**** Data extract

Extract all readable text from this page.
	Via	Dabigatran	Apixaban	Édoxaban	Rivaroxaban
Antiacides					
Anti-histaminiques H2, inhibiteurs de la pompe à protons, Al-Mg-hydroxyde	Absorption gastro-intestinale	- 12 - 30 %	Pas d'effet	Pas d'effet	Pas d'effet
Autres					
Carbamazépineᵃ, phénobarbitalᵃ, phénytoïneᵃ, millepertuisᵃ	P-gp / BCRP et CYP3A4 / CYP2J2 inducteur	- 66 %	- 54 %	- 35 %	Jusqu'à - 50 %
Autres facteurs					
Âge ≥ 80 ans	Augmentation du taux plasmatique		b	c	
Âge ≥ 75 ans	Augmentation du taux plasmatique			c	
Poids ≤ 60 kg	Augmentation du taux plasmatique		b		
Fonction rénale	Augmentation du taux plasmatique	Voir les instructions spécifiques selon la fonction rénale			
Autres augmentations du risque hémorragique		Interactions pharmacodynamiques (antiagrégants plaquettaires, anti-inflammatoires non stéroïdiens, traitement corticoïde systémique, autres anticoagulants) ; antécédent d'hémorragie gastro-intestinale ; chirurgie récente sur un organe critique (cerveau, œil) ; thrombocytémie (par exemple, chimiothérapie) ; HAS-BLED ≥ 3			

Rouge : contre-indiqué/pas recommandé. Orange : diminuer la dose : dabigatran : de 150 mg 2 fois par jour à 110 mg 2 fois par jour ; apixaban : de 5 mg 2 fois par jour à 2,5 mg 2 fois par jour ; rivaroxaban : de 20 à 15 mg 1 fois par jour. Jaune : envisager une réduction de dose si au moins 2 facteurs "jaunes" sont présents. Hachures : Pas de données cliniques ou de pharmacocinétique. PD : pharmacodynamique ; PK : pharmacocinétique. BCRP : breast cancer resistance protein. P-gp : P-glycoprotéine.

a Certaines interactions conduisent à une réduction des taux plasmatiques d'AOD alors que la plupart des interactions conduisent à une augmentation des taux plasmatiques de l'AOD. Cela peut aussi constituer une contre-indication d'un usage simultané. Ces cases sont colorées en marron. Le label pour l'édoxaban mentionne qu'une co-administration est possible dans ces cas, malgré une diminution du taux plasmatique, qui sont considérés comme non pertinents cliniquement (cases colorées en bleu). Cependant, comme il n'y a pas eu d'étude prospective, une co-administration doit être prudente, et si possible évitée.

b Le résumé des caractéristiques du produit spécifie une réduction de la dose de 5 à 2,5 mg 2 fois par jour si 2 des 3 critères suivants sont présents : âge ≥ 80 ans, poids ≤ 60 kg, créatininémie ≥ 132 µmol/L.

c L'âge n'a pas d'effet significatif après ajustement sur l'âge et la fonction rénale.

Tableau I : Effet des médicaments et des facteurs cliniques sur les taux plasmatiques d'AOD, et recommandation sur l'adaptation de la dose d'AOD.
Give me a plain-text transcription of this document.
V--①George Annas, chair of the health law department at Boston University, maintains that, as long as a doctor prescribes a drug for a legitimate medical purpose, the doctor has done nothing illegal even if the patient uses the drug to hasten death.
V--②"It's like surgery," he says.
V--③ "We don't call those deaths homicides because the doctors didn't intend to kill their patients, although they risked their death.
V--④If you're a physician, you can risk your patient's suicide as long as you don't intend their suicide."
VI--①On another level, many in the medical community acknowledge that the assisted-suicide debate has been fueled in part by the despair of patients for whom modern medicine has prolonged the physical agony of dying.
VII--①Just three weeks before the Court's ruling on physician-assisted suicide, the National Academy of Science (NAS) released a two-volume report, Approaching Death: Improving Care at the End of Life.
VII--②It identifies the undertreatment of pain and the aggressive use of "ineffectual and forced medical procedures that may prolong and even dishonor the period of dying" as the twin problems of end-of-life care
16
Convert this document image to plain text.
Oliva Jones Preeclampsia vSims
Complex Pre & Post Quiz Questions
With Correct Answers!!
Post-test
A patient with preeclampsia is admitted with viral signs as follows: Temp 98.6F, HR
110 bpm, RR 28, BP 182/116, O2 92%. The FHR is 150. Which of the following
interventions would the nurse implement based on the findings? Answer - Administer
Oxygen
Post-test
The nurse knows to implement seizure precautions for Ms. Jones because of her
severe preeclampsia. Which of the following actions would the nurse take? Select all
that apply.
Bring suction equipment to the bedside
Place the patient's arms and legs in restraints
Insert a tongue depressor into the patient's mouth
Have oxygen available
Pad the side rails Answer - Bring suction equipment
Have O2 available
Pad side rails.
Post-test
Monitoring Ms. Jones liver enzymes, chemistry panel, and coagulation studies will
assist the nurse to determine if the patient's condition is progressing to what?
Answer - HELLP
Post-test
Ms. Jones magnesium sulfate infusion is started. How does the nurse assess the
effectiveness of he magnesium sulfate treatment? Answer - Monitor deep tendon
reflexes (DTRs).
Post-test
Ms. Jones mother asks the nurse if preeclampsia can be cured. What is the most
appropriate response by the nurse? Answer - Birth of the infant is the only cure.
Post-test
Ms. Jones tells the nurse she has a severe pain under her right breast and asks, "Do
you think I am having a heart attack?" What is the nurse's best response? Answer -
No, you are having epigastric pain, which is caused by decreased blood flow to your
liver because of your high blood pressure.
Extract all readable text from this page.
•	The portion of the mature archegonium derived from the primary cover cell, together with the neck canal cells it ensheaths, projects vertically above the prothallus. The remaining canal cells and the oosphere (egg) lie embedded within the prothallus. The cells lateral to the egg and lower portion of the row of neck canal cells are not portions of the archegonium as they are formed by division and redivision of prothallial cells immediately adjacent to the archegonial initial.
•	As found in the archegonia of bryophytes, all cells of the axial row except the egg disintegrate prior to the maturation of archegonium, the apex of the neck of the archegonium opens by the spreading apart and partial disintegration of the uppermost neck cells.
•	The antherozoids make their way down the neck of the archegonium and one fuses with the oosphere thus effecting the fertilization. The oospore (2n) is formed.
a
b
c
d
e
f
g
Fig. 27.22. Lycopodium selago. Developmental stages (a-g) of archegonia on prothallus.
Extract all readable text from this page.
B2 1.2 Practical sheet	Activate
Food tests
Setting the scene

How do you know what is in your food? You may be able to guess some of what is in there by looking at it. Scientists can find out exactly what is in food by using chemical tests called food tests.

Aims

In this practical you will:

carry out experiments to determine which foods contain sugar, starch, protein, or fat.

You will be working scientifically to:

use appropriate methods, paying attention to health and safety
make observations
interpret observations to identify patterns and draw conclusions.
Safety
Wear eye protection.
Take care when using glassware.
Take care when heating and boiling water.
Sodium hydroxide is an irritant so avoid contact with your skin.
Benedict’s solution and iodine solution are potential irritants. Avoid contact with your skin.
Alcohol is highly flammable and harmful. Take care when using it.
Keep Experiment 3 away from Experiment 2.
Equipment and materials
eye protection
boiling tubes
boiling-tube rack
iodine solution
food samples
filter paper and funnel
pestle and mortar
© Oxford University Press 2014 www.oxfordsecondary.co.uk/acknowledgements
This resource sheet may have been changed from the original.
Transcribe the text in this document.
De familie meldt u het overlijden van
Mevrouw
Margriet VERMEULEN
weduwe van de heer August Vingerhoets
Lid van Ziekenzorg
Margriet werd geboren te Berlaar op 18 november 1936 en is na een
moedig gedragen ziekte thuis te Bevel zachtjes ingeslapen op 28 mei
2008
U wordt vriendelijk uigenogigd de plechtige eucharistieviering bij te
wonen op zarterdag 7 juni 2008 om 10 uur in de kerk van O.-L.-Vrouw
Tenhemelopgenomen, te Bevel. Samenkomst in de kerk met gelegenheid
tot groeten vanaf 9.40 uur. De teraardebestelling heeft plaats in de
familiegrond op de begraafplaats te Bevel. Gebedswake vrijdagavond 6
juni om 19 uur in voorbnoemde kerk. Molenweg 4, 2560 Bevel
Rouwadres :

********

_Assignment_
Find the lines in the entries above where "when" occurs, and copy each of them.

_Your solution_
Take care when using glassware.
Take care when heating and boiling water.
Alcohol is highly flammable and harmful. Take care when using it.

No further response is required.